TASK GOAL: Repeat the material verbatim and drop the pictures.

RECORD LIST:
** START **

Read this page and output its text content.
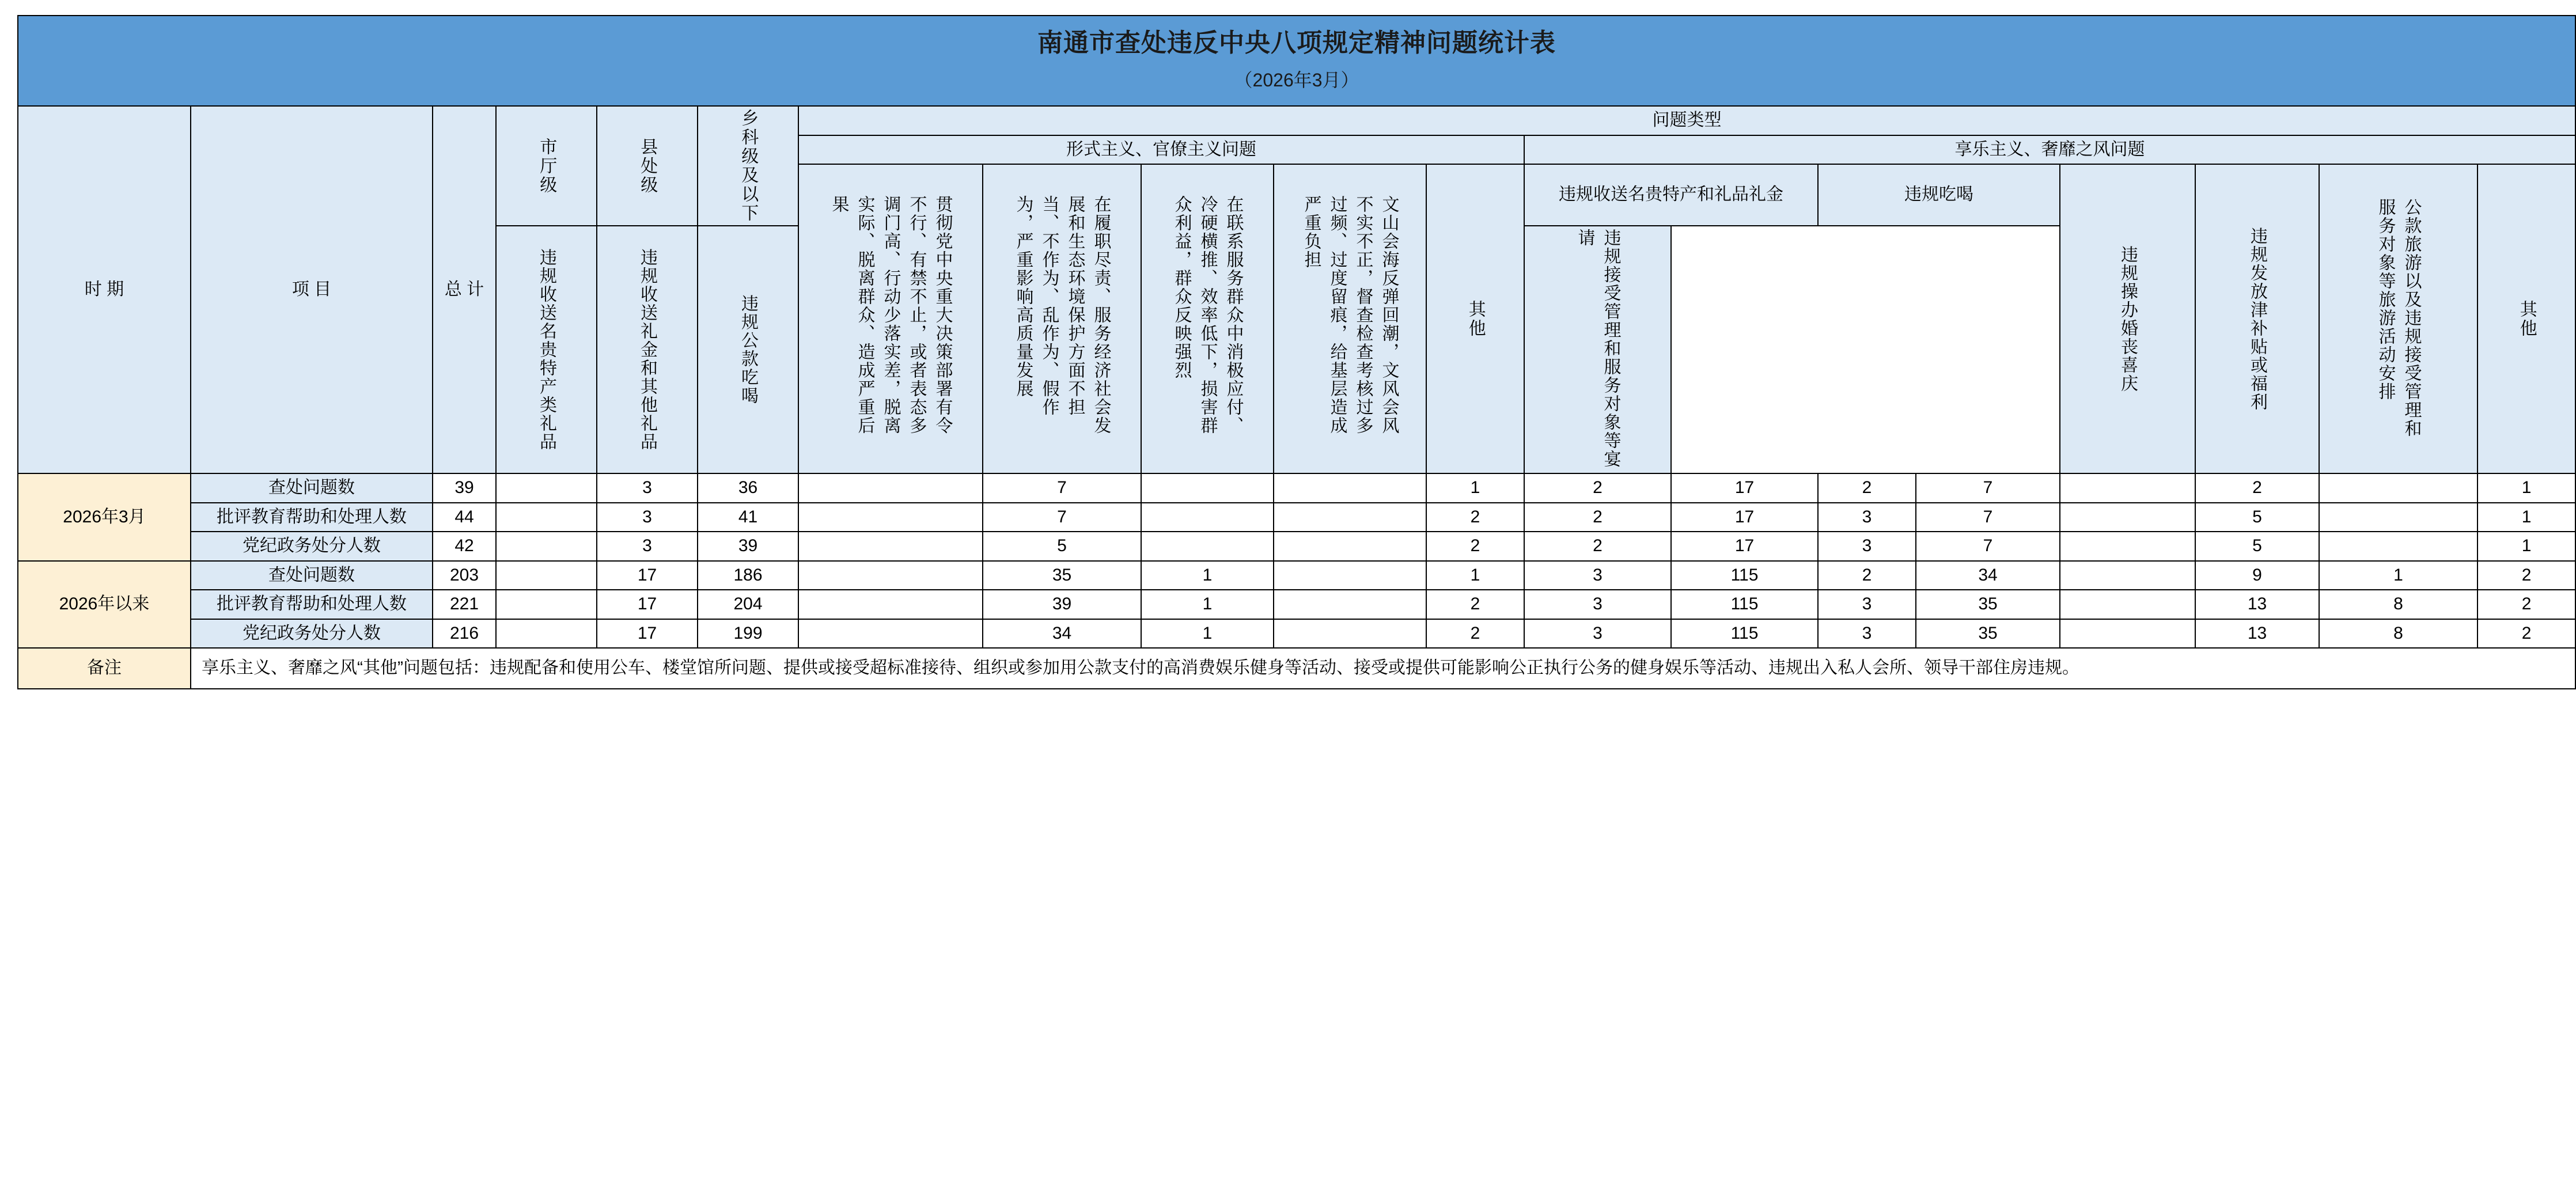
南通市查处违反中央八项规定精神问题统计表
（2026年3月）																		

时 期	项 目	总 计	市厅级	县处级	乡科级及以下	问题类型												
						形式主义、官僚主义问题					享乐主义、奢靡之风问题							

						贯彻党中央重大决策部署有令不行、有禁不止，或者表态多调门高、行动少落实差，脱离实际、脱离群众、造成严重后果	在履职尽责、服务经济社会发展和生态环境保护方面不担当、不作为、乱作为、假作为，严重影响高质量发展	在联系服务群众中消极应付、冷硬横推、效率低下，损害群众利益，群众反映强烈	文山会海反弹回潮，文风会风不实不正，督查检查考核过多过频、过度留痕，给基层造成严重负担	其他	违规收送名贵特产和礼品礼金		违规吃喝		违规操办婚丧喜庆	违规发放津补贴或福利	公款旅游以及违规接受管理和服务对象等旅游活动安排	其他

			违规收送名贵特产类礼品	违规收送礼金和其他礼品	违规公款吃喝						违规接受管理和服务对象等宴请							

2026年3月	查处问题数	39		3	36		7			1	2	17	2	7		2		1
	批评教育帮助和处理人数	44		3	41		7			2	2	17	3	7		5		1
	党纪政务处分人数	42		3	39		5			2	2	17	3	7		5		1
2026年以来	查处问题数	203		17	186		35	1		1	3	115	2	34		9	1	2
	批评教育帮助和处理人数	221		17	204		39	1		2	3	115	3	35		13	8	2
	党纪政务处分人数	216		17	199		34	1		2	3	115	3	35		13	8	2
备注	享乐主义、奢靡之风“其他”问题包括：违规配备和使用公车、楼堂馆所问题、提供或接受超标准接待、组织或参加用公款支付的高消费娱乐健身等活动、接受或提供可能影响公正执行公务的健身娱乐等活动、违规出入私人会所、领导干部住房违规。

** END **

EXERCISE RESPONSE:
Read this page and output its text content.
南通市查处违反中央八项规定精神问题统计表
（2026年3月）																		

时 期	项 目	总 计	市厅级	县处级	乡科级及以下	问题类型												
						形式主义、官僚主义问题					享乐主义、奢靡之风问题							

						贯彻党中央重大决策部署有令不行、有禁不止，或者表态多调门高、行动少落实差，脱离实际、脱离群众、造成严重后果	在履职尽责、服务经济社会发展和生态环境保护方面不担当、不作为、乱作为、假作为，严重影响高质量发展	在联系服务群众中消极应付、冷硬横推、效率低下，损害群众利益，群众反映强烈	文山会海反弹回潮，文风会风不实不正，督查检查考核过多过频、过度留痕，给基层造成严重负担	其他	违规收送名贵特产和礼品礼金		违规吃喝		违规操办婚丧喜庆	违规发放津补贴或福利	公款旅游以及违规接受管理和服务对象等旅游活动安排	其他

			违规收送名贵特产类礼品	违规收送礼金和其他礼品	违规公款吃喝						违规接受管理和服务对象等宴请							

2026年3月	查处问题数	39		3	36		7			1	2	17	2	7		2		1
	批评教育帮助和处理人数	44		3	41		7			2	2	17	3	7		5		1
	党纪政务处分人数	42		3	39		5			2	2	17	3	7		5		1
2026年以来	查处问题数	203		17	186		35	1		1	3	115	2	34		9	1	2
	批评教育帮助和处理人数	221		17	204		39	1		2	3	115	3	35		13	8	2
	党纪政务处分人数	216		17	199		34	1		2	3	115	3	35		13	8	2
备注	享乐主义、奢靡之风“其他”问题包括：违规配备和使用公车、楼堂馆所问题、提供或接受超标准接待、组织或参加用公款支付的高消费娱乐健身等活动、接受或提供可能影响公正执行公务的健身娱乐等活动、违规出入私人会所、领导干部住房违规。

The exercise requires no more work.